=== Dataset ===
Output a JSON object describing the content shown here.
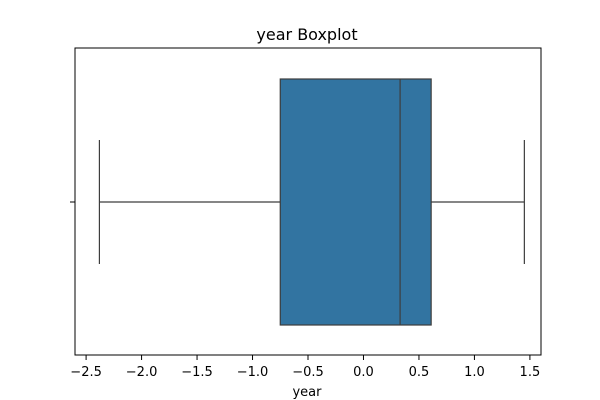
{
  "chart_data": {
    "type": "boxplot",
    "title": "year Boxplot",
    "xlabel": "year",
    "ylabel": "",
    "orientation": "horizontal",
    "xlim": [
      -2.6,
      1.6
    ],
    "xticks": [
      -2.5,
      -2.0,
      -1.5,
      -1.0,
      -0.5,
      0.0,
      0.5,
      1.0,
      1.5
    ],
    "xtick_labels": [
      "−2.5",
      "−2.0",
      "−1.5",
      "−1.0",
      "−0.5",
      "0.0",
      "0.5",
      "1.0",
      "1.5"
    ],
    "grid": false,
    "box": {
      "whisker_low": -2.38,
      "q1": -0.75,
      "median": 0.33,
      "q3": 0.61,
      "whisker_high": 1.45
    },
    "colors": {
      "box_fill": "#3274a1",
      "line": "#3d3d3d",
      "axes": "#000000"
    }
  }
}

=== What this task involves ===
Reproduce every entry word for word, but omit the pictures.

=== Task output ===
Output a JSON object describing the content shown here.
{
  "chart_data": {
    "type": "boxplot",
    "title": "year Boxplot",
    "xlabel": "year",
    "ylabel": "",
    "orientation": "horizontal",
    "xlim": [
      -2.6,
      1.6
    ],
    "xticks": [
      -2.5,
      -2.0,
      -1.5,
      -1.0,
      -0.5,
      0.0,
      0.5,
      1.0,
      1.5
    ],
    "xtick_labels": [
      "−2.5",
      "−2.0",
      "−1.5",
      "−1.0",
      "−0.5",
      "0.0",
      "0.5",
      "1.0",
      "1.5"
    ],
    "grid": false,
    "box": {
      "whisker_low": -2.38,
      "q1": -0.75,
      "median": 0.33,
      "q3": 0.61,
      "whisker_high": 1.45
    },
    "colors": {
      "box_fill": "#3274a1",
      "line": "#3d3d3d",
      "axes": "#000000"
    }
  }
}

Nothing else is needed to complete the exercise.